Stated exercise >>
Reproduce the entries from the beginning through the line containing "peak <box>678 1037 727 1100</box>", replacing "pressure-label" with "pressure-annotation" and leaving everything else unchanged.

Records for this task >>
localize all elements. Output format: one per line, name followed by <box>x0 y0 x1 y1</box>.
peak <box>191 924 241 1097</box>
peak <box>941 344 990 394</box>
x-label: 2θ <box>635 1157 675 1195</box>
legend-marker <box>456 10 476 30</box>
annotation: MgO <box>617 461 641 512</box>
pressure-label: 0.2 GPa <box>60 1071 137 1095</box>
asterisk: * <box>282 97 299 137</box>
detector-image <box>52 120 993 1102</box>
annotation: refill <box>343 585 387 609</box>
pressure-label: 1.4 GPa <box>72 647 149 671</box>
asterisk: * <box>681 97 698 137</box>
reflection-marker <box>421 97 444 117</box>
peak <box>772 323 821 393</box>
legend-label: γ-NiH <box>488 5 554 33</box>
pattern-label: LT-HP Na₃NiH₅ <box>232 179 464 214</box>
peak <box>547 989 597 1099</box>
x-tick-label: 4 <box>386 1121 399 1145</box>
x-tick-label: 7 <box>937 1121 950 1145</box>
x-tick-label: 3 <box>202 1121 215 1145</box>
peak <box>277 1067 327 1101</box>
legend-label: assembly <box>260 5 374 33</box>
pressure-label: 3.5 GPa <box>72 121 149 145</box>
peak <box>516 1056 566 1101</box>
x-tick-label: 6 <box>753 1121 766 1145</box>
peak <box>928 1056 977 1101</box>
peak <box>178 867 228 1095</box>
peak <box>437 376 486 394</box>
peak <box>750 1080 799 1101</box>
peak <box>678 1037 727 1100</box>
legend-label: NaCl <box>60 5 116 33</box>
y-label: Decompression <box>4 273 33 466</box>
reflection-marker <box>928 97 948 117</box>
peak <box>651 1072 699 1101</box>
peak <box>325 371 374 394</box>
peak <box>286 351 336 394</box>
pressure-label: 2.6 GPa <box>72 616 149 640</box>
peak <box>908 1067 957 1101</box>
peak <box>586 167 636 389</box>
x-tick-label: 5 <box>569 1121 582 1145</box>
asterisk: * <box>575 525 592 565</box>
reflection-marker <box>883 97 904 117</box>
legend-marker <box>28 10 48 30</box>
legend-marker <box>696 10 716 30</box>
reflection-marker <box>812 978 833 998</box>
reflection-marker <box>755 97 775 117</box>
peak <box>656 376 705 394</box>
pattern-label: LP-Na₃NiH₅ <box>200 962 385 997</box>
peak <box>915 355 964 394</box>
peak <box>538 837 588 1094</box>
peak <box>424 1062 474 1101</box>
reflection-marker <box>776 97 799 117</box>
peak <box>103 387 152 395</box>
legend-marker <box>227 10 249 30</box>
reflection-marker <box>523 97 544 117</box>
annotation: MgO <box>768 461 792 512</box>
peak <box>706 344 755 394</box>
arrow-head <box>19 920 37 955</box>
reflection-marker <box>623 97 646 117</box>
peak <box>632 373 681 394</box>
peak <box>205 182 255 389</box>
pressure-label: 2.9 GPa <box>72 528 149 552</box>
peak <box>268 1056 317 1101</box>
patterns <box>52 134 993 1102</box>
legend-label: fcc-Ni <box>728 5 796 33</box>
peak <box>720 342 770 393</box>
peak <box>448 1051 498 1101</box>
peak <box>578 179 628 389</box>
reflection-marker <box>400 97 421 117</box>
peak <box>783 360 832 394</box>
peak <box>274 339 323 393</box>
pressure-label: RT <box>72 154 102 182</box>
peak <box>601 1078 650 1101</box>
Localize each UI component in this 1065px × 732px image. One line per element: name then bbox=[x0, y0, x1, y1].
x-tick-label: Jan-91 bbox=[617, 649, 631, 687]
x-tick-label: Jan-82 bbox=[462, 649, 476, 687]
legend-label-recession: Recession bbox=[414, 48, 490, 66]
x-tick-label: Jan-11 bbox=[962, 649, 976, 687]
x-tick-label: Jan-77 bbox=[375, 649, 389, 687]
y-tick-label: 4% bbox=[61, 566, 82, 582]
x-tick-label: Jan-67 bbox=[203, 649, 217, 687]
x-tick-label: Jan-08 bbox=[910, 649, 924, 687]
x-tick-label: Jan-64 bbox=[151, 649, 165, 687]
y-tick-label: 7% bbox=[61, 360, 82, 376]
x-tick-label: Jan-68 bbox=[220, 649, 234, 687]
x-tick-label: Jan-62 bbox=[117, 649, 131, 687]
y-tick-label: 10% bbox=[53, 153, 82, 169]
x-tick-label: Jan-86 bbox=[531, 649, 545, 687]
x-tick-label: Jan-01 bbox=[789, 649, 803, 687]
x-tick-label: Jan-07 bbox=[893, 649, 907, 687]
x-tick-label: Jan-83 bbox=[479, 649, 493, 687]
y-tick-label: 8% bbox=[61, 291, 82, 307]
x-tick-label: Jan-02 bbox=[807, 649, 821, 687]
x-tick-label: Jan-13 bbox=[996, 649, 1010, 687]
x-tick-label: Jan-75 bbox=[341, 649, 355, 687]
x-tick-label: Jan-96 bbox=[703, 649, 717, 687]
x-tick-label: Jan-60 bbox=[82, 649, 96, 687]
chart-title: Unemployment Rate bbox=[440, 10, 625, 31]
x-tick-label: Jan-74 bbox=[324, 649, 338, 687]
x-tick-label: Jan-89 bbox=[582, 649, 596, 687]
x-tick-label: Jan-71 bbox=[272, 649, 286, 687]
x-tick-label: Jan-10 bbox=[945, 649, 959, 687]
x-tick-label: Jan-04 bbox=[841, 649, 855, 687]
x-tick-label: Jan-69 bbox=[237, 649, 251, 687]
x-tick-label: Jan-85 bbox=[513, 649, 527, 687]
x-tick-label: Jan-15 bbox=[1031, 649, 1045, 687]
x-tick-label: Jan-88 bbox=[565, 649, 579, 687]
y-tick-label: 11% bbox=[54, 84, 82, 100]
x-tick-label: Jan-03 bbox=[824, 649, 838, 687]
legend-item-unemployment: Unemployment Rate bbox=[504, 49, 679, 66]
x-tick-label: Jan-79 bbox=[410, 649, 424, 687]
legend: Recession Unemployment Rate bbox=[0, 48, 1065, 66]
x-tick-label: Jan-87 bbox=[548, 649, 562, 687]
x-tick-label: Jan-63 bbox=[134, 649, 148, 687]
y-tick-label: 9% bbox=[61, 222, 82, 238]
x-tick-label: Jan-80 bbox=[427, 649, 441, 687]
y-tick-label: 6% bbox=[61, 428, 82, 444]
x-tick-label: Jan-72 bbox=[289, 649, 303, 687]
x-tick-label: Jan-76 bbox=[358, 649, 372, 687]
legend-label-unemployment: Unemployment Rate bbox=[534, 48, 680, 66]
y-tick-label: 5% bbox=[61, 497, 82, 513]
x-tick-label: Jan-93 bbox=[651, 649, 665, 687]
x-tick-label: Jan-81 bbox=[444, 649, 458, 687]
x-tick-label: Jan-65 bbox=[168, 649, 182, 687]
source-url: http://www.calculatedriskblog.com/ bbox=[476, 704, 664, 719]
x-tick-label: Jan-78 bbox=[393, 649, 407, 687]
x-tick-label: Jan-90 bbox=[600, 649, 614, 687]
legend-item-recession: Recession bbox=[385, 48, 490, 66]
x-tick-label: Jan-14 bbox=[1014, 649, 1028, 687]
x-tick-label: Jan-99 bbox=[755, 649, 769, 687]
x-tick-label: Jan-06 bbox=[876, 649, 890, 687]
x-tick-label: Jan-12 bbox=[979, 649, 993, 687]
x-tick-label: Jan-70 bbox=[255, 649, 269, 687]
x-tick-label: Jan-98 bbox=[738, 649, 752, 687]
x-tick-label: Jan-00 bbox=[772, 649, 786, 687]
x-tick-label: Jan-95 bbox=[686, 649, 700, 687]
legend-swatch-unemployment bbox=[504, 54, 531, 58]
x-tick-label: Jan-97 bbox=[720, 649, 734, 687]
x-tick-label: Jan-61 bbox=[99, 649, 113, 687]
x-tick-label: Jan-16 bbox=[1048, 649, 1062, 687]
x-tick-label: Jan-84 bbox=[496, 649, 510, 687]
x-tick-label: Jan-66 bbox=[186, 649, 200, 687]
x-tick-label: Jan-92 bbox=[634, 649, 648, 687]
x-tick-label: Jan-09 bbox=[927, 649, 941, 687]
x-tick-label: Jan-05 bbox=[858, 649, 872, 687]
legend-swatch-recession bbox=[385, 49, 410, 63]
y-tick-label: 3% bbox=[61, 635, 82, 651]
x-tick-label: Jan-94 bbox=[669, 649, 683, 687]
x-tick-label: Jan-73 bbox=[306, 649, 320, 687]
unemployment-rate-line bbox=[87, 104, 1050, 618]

Answer in full >>
localize all elements. Output format: one per line, name followed by <box>x0 y0 x1 y1</box>.
peak <box>191 924 241 1097</box>
peak <box>941 344 990 394</box>
x-label: 2θ <box>635 1157 675 1195</box>
legend-marker <box>456 10 476 30</box>
annotation: MgO <box>617 461 641 512</box>
pressure-annotation: 0.2 GPa <box>60 1071 137 1095</box>
asterisk: * <box>282 97 299 137</box>
detector-image <box>52 120 993 1102</box>
annotation: refill <box>343 585 387 609</box>
pressure-annotation: 1.4 GPa <box>72 647 149 671</box>
asterisk: * <box>681 97 698 137</box>
reflection-marker <box>421 97 444 117</box>
peak <box>772 323 821 393</box>
legend-label: γ-NiH <box>488 5 554 33</box>
pattern-label: LT-HP Na₃NiH₅ <box>232 179 464 214</box>
peak <box>547 989 597 1099</box>
x-tick-label: 4 <box>386 1121 399 1145</box>
x-tick-label: 7 <box>937 1121 950 1145</box>
x-tick-label: 3 <box>202 1121 215 1145</box>
peak <box>277 1067 327 1101</box>
legend-label: assembly <box>260 5 374 33</box>
pressure-annotation: 3.5 GPa <box>72 121 149 145</box>
peak <box>516 1056 566 1101</box>
x-tick-label: 6 <box>753 1121 766 1145</box>
peak <box>928 1056 977 1101</box>
peak <box>178 867 228 1095</box>
peak <box>437 376 486 394</box>
peak <box>750 1080 799 1101</box>
peak <box>678 1037 727 1100</box>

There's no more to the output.